What is asked.
Reproduce the records that follow in full, excluding any picture they contain.

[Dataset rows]
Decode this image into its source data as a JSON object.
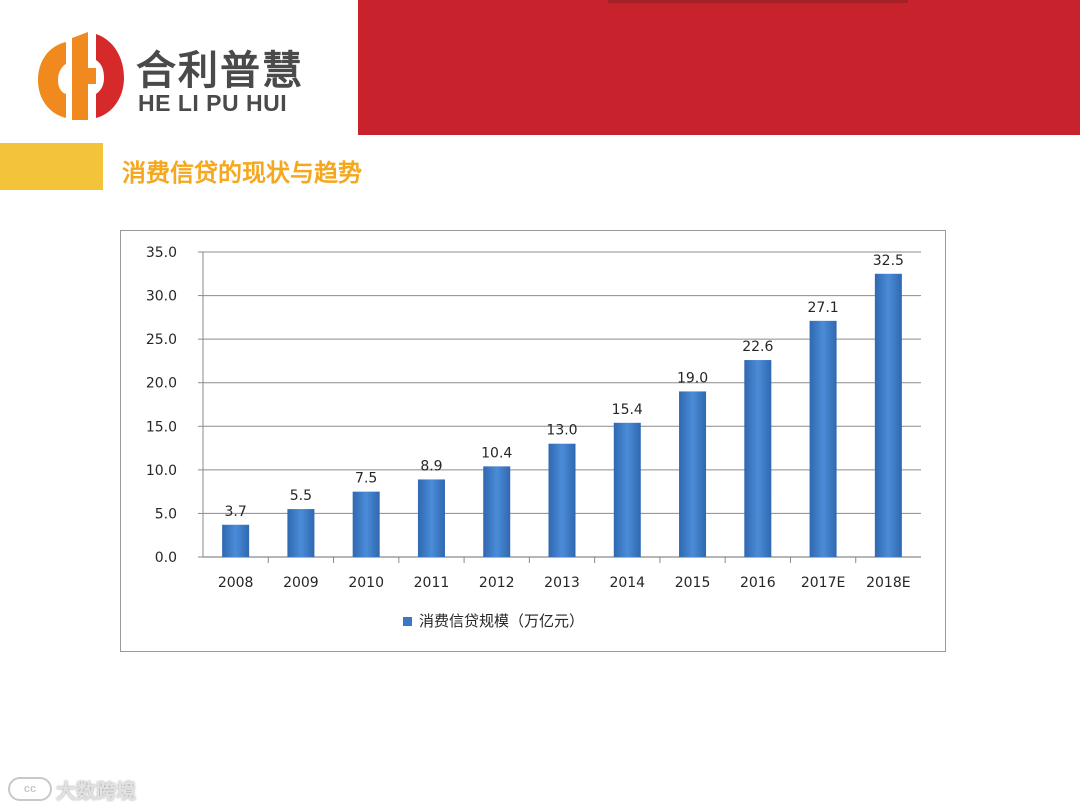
{
  "logo": {
    "cn": "合利普慧",
    "en": "HE LI PU HUI",
    "colors": {
      "orange": "#f08a1f",
      "red": "#d62a2a",
      "text": "#4a4a4a"
    }
  },
  "section": {
    "title": "消费信贷的现状与趋势"
  },
  "colors": {
    "banner": "#c8232c",
    "accent_bar": "#f3c33a",
    "title": "#f5a81e",
    "bar": "#3b78c4"
  },
  "chart_data": {
    "type": "bar",
    "categories": [
      "2008",
      "2009",
      "2010",
      "2011",
      "2012",
      "2013",
      "2014",
      "2015",
      "2016",
      "2017E",
      "2018E"
    ],
    "series": [
      {
        "name": "消费信贷规模（万亿元）",
        "values": [
          3.7,
          5.5,
          7.5,
          8.9,
          10.4,
          13.0,
          15.4,
          19.0,
          22.6,
          27.1,
          32.5
        ]
      }
    ],
    "yticks": [
      "0.0",
      "5.0",
      "10.0",
      "15.0",
      "20.0",
      "25.0",
      "30.0",
      "35.0"
    ],
    "ylim": [
      0,
      35
    ],
    "grid": true,
    "legend_position": "bottom"
  },
  "watermark": {
    "text": "大数跨境",
    "mark": "cc"
  }
}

Exercise response.
Decode this image into its source data as a JSON object.
{
  "logo": {
    "cn": "合利普慧",
    "en": "HE LI PU HUI",
    "colors": {
      "orange": "#f08a1f",
      "red": "#d62a2a",
      "text": "#4a4a4a"
    }
  },
  "section": {
    "title": "消费信贷的现状与趋势"
  },
  "colors": {
    "banner": "#c8232c",
    "accent_bar": "#f3c33a",
    "title": "#f5a81e",
    "bar": "#3b78c4"
  },
  "chart_data": {
    "type": "bar",
    "categories": [
      "2008",
      "2009",
      "2010",
      "2011",
      "2012",
      "2013",
      "2014",
      "2015",
      "2016",
      "2017E",
      "2018E"
    ],
    "series": [
      {
        "name": "消费信贷规模（万亿元）",
        "values": [
          3.7,
          5.5,
          7.5,
          8.9,
          10.4,
          13.0,
          15.4,
          19.0,
          22.6,
          27.1,
          32.5
        ]
      }
    ],
    "yticks": [
      "0.0",
      "5.0",
      "10.0",
      "15.0",
      "20.0",
      "25.0",
      "30.0",
      "35.0"
    ],
    "ylim": [
      0,
      35
    ],
    "grid": true,
    "legend_position": "bottom"
  },
  "watermark": {
    "text": "大数跨境",
    "mark": "cc"
  }
}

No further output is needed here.